== Problem to solve ==
Without pictures, output exactly the lines running from the line containing "Enumerate this screenshot's" to the end of the listing below.

== Recorded data ==
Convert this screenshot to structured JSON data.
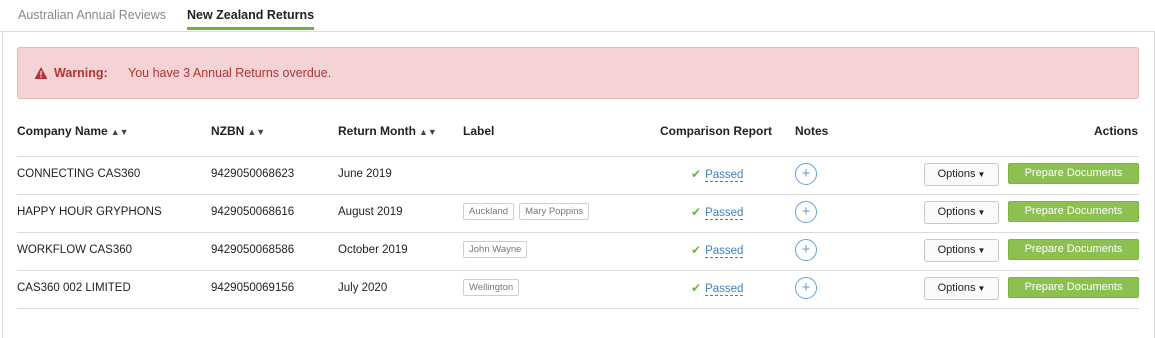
{
  "tabs": [
    {
      "label": "Australian Annual Reviews",
      "active": false
    },
    {
      "label": "New Zealand Returns",
      "active": true
    }
  ],
  "alert": {
    "icon": "warning-triangle-icon",
    "title": "Warning:",
    "message": "You have 3 Annual Returns overdue."
  },
  "table": {
    "headers": {
      "company_name": "Company Name",
      "nzbn": "NZBN",
      "return_month": "Return Month",
      "label": "Label",
      "comparison_report": "Comparison Report",
      "notes": "Notes",
      "actions": "Actions"
    },
    "rows": [
      {
        "company_name": "CONNECTING CAS360",
        "nzbn": "9429050068623",
        "return_month": "June 2019",
        "labels": [],
        "report": "Passed",
        "options": "Options",
        "prepare": "Prepare Documents"
      },
      {
        "company_name": "HAPPY HOUR GRYPHONS",
        "nzbn": "9429050068616",
        "return_month": "August 2019",
        "labels": [
          "Auckland",
          "Mary Poppins"
        ],
        "report": "Passed",
        "options": "Options",
        "prepare": "Prepare Documents"
      },
      {
        "company_name": "WORKFLOW CAS360",
        "nzbn": "9429050068586",
        "return_month": "October 2019",
        "labels": [
          "John Wayne"
        ],
        "report": "Passed",
        "options": "Options",
        "prepare": "Prepare Documents"
      },
      {
        "company_name": "CAS360 002 LIMITED",
        "nzbn": "9429050069156",
        "return_month": "July 2020",
        "labels": [
          "Wellington"
        ],
        "report": "Passed",
        "options": "Options",
        "prepare": "Prepare Documents"
      }
    ]
  },
  "colors": {
    "accent_green": "#8cc152",
    "tab_underline": "#6cb33e",
    "link_blue": "#3f7fc0",
    "alert_bg": "#f3d3d3",
    "alert_text": "#b0353a"
  }
}
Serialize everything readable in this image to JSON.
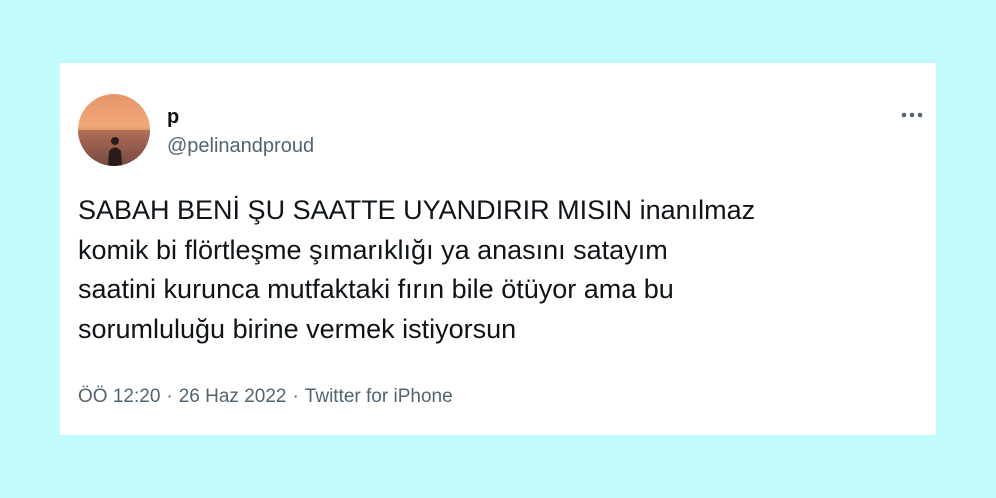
{
  "tweet": {
    "display_name": "p",
    "handle": "@pelinandproud",
    "text_lines": [
      "SABAH BENİ ŞU SAATTE UYANDIRIR MISIN inanılmaz",
      "komik bi flörtleşme şımarıklığı ya anasını satayım",
      "saatini kurunca mutfaktaki fırın bile ötüyor ama bu",
      "sorumluluğu birine vermek istiyorsun"
    ],
    "time": "ÖÖ 12:20",
    "date": "26 Haz 2022",
    "source": "Twitter for iPhone",
    "separator": "·",
    "more_icon": "more-horizontal-icon"
  },
  "colors": {
    "background": "#c2fbfb",
    "card": "#ffffff",
    "text_primary": "#0f1419",
    "text_secondary": "#536471"
  }
}
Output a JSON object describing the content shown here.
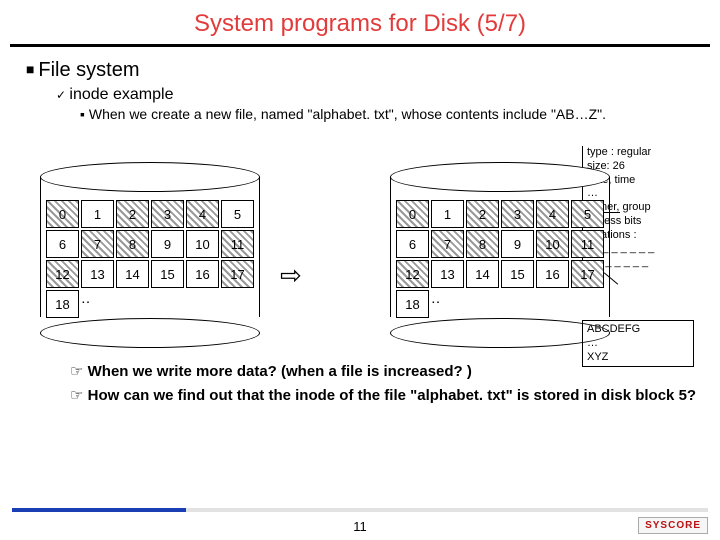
{
  "title": "System programs for Disk (5/7)",
  "bullets": {
    "l1": "File system",
    "l2": "inode example",
    "l3": "When we create a new file, named \"alphabet. txt\", whose contents include \"AB…Z\"."
  },
  "disk_left": {
    "used": [
      0,
      2,
      3,
      4,
      7,
      8,
      11,
      12,
      17
    ],
    "free": [
      1,
      5,
      6,
      9,
      10,
      13,
      14,
      15,
      16,
      18
    ],
    "rows": [
      [
        "0",
        "1",
        "2",
        "3",
        "4",
        "5"
      ],
      [
        "6",
        "7",
        "8",
        "9",
        "10",
        "11"
      ],
      [
        "12",
        "13",
        "14",
        "15",
        "16",
        "17"
      ],
      [
        "18",
        "‥",
        "",
        "",
        "",
        ""
      ]
    ]
  },
  "disk_right": {
    "used": [
      0,
      2,
      3,
      4,
      5,
      7,
      8,
      10,
      11,
      12,
      17
    ],
    "free": [
      1,
      6,
      9,
      13,
      14,
      15,
      16,
      18
    ],
    "rows": [
      [
        "0",
        "1",
        "2",
        "3",
        "4",
        "5"
      ],
      [
        "6",
        "7",
        "8",
        "9",
        "10",
        "11"
      ],
      [
        "12",
        "13",
        "14",
        "15",
        "16",
        "17"
      ],
      [
        "18",
        "‥",
        "",
        "",
        "",
        ""
      ]
    ]
  },
  "inode": {
    "l1": "type : regular",
    "l2": "size: 26",
    "l3": "date, time",
    "l4": "…",
    "l5": "owner, group",
    "l6": "access bits",
    "l7": "locations :",
    "l8": "10 _ _ _ _ _ _",
    "l9": "_ _ _ _ _ _ _"
  },
  "block17": {
    "l1": "ABCDEFG",
    "l2": "…",
    "l3": "XYZ"
  },
  "arrow": "⇨",
  "q1": "When we write more data? (when a file is increased? )",
  "q2": "How can we find out that the inode of the file \"alphabet. txt\" is stored in disk block 5?",
  "pagenum": "11",
  "logo": "SYSCORE"
}
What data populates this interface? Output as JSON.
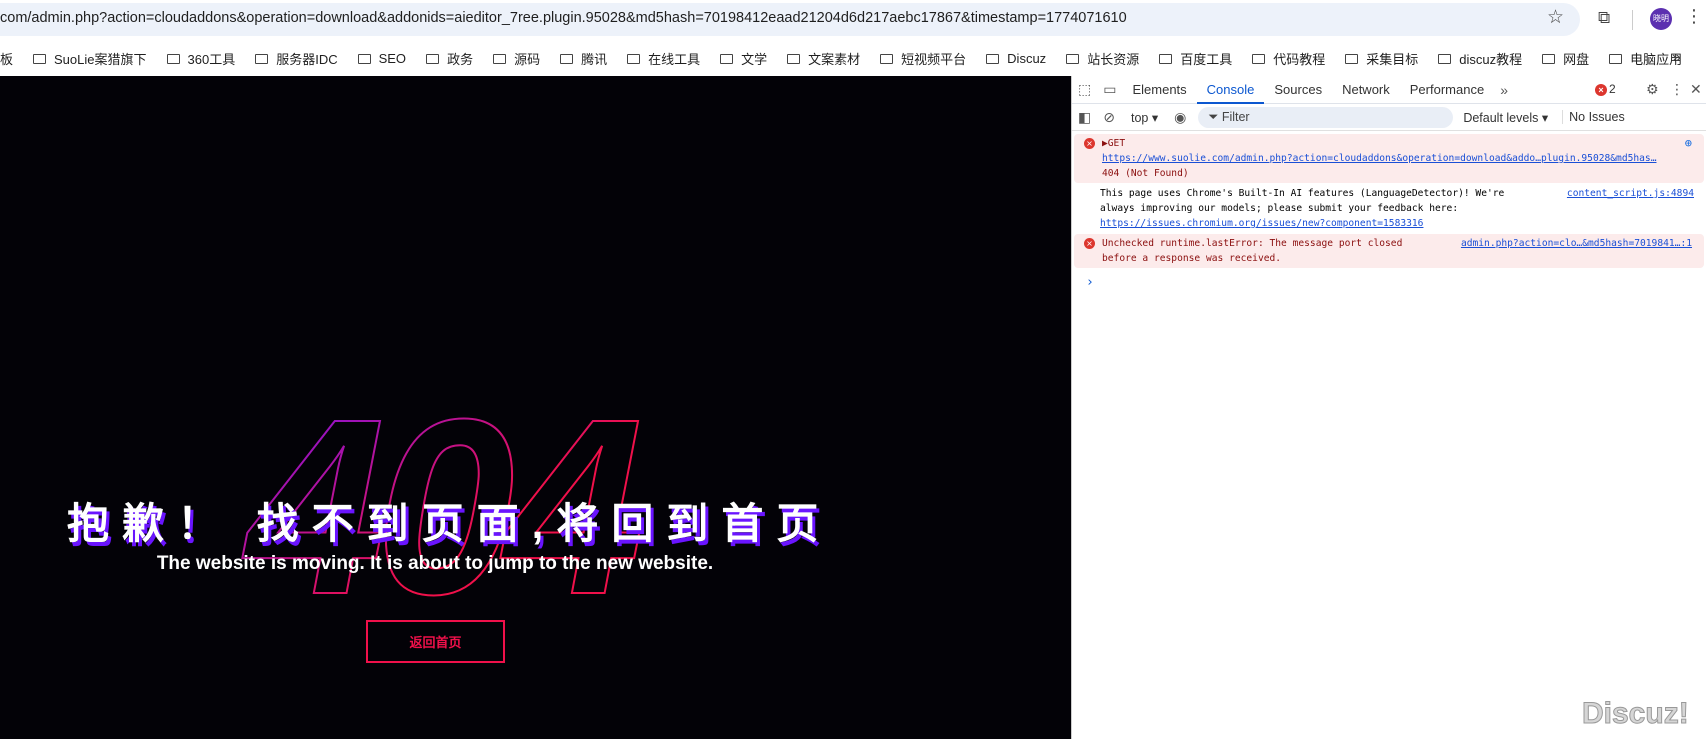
{
  "browser": {
    "url": "com/admin.php?action=cloudaddons&operation=download&addonids=aieditor_7ree.plugin.95028&md5hash=70198412eaad21204d6d217aebc17867&timestamp=1774071610",
    "avatar": "晓明",
    "bookmarks": [
      "板",
      "SuoLie案猎旗下",
      "360工具",
      "服务器IDC",
      "SEO",
      "政务",
      "源码",
      "腾讯",
      "在线工具",
      "文学",
      "文案素材",
      "短视频平台",
      "Discuz",
      "站长资源",
      "百度工具",
      "代码教程",
      "采集目标",
      "discuz教程",
      "网盘",
      "电脑应用"
    ]
  },
  "page": {
    "digits": "404",
    "title": "抱歉！ 找不到页面,将回到首页",
    "subtitle": "The website is moving. It is about to jump to the new website.",
    "button": "返回首页",
    "colors": {
      "bg": "#030207",
      "accent": "#f0104a",
      "purple": "#6a14ff"
    }
  },
  "devtools": {
    "tabs": [
      "Elements",
      "Console",
      "Sources",
      "Network",
      "Performance"
    ],
    "error_count": "2",
    "context": "top",
    "filter_placeholder": "Filter",
    "levels": "Default levels ▾",
    "issues": "No Issues",
    "messages": [
      {
        "type": "error",
        "lines": [
          "▶GET"
        ],
        "link": "https://www.suolie.com/admin.php?action=cloudaddons&operation=download&addo…plugin.95028&md5has…",
        "after": "404 (Not Found)"
      },
      {
        "type": "info",
        "text1": "This page uses Chrome's Built-In AI features (LanguageDetector)! We're",
        "text2": "always improving our models; please submit your feedback here:",
        "link": "https://issues.chromium.org/issues/new?component=1583316",
        "source": "content_script.js:4894"
      },
      {
        "type": "error",
        "text1": "Unchecked runtime.lastError: The message port closed",
        "text2": "before a response was received.",
        "source": "admin.php?action=clo…&md5hash=7019841…:1"
      }
    ]
  },
  "watermark": "Discuz!"
}
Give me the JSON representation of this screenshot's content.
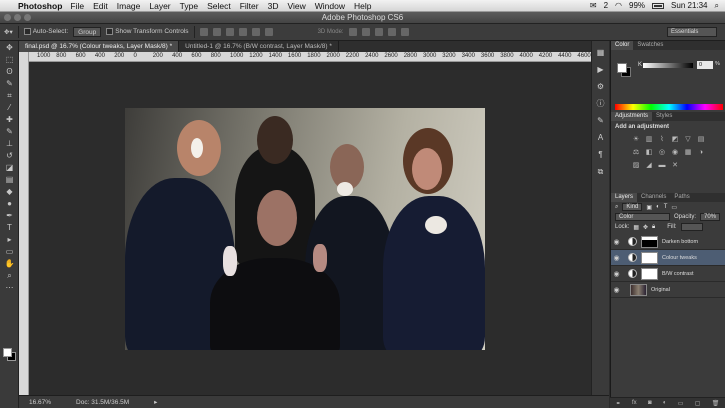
{
  "menubar": {
    "app": "Photoshop",
    "items": [
      "File",
      "Edit",
      "Image",
      "Layer",
      "Type",
      "Select",
      "Filter",
      "3D",
      "View",
      "Window",
      "Help"
    ],
    "status_badge": "2",
    "battery": "99%",
    "clock": "Sun 21:34"
  },
  "window": {
    "title": "Adobe Photoshop CS6"
  },
  "options": {
    "auto_select_label": "Auto-Select:",
    "auto_select_value": "Group",
    "transform_label": "Show Transform Controls",
    "mode_3d": "3D Mode:",
    "workspace": "Essentials"
  },
  "tabs": [
    "final.psd @ 16.7% (Colour tweaks, Layer Mask/8) *",
    "Untitled-1 @ 16.7% (B/W contrast, Layer Mask/8) *"
  ],
  "ruler": [
    "1000",
    "800",
    "600",
    "400",
    "200",
    "0",
    "200",
    "400",
    "600",
    "800",
    "1000",
    "1200",
    "1400",
    "1600",
    "1800",
    "2000",
    "2200",
    "2400",
    "2600",
    "2800",
    "3000",
    "3200",
    "3400",
    "3600",
    "3800",
    "4000",
    "4200",
    "4400",
    "4600",
    "4800"
  ],
  "status": {
    "zoom": "16.67%",
    "doc": "Doc: 31.5M/36.5M"
  },
  "color_panel": {
    "tabs": [
      "Color",
      "Swatches"
    ],
    "channel": "K",
    "value": "0",
    "unit": "%"
  },
  "adjustments": {
    "tabs": [
      "Adjustments",
      "Styles"
    ],
    "heading": "Add an adjustment"
  },
  "layers_panel": {
    "tabs": [
      "Layers",
      "Channels",
      "Paths"
    ],
    "filter": "Kind",
    "blend_mode": "Color",
    "opacity_label": "Opacity:",
    "opacity": "70%",
    "lock_label": "Lock:",
    "fill_label": "Fill:",
    "layers": [
      {
        "name": "Darken bottom",
        "selected": false
      },
      {
        "name": "Colour tweaks",
        "selected": true
      },
      {
        "name": "B/W contrast",
        "selected": false
      },
      {
        "name": "Original",
        "selected": false
      }
    ]
  },
  "colors": {
    "accent": "#4d5d73",
    "panel": "#3b3b3b",
    "canvas": "#2c2c2c"
  }
}
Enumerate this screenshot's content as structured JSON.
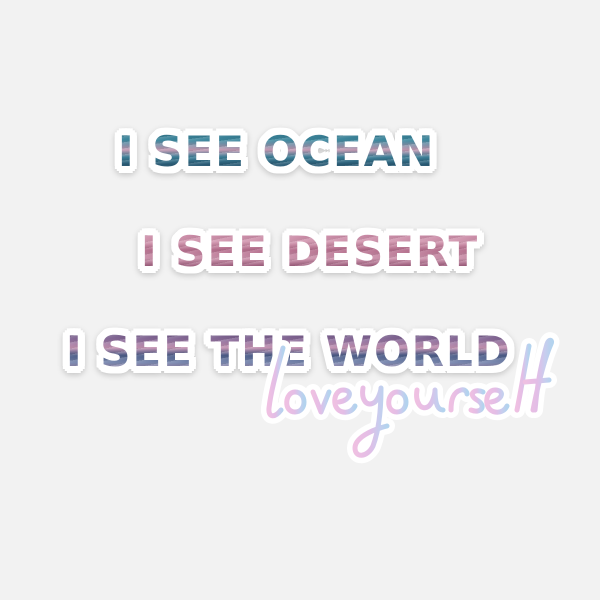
{
  "sticker": {
    "lines": [
      "I SEE OCEAN",
      "I SEE DESERT",
      "I SEE THE WORLD"
    ],
    "signature": "loveyourself"
  },
  "colors": {
    "background": "#f2f2f2",
    "sticker_border": "#ffffff",
    "ocean_tone": "#3f8aa0",
    "desert_tone": "#c07a9a",
    "world_tone": "#7a6a9c",
    "signature_pink": "#e8b4d8",
    "signature_blue": "#b8d4ec"
  }
}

== Answer to this exercise ==
Enumerate this screenshot's content as structured JSON.
{
  "sticker": {
    "lines": [
      "I SEE OCEAN",
      "I SEE DESERT",
      "I SEE THE WORLD"
    ],
    "signature": "loveyourself"
  },
  "colors": {
    "background": "#f2f2f2",
    "sticker_border": "#ffffff",
    "ocean_tone": "#3f8aa0",
    "desert_tone": "#c07a9a",
    "world_tone": "#7a6a9c",
    "signature_pink": "#e8b4d8",
    "signature_blue": "#b8d4ec"
  }
}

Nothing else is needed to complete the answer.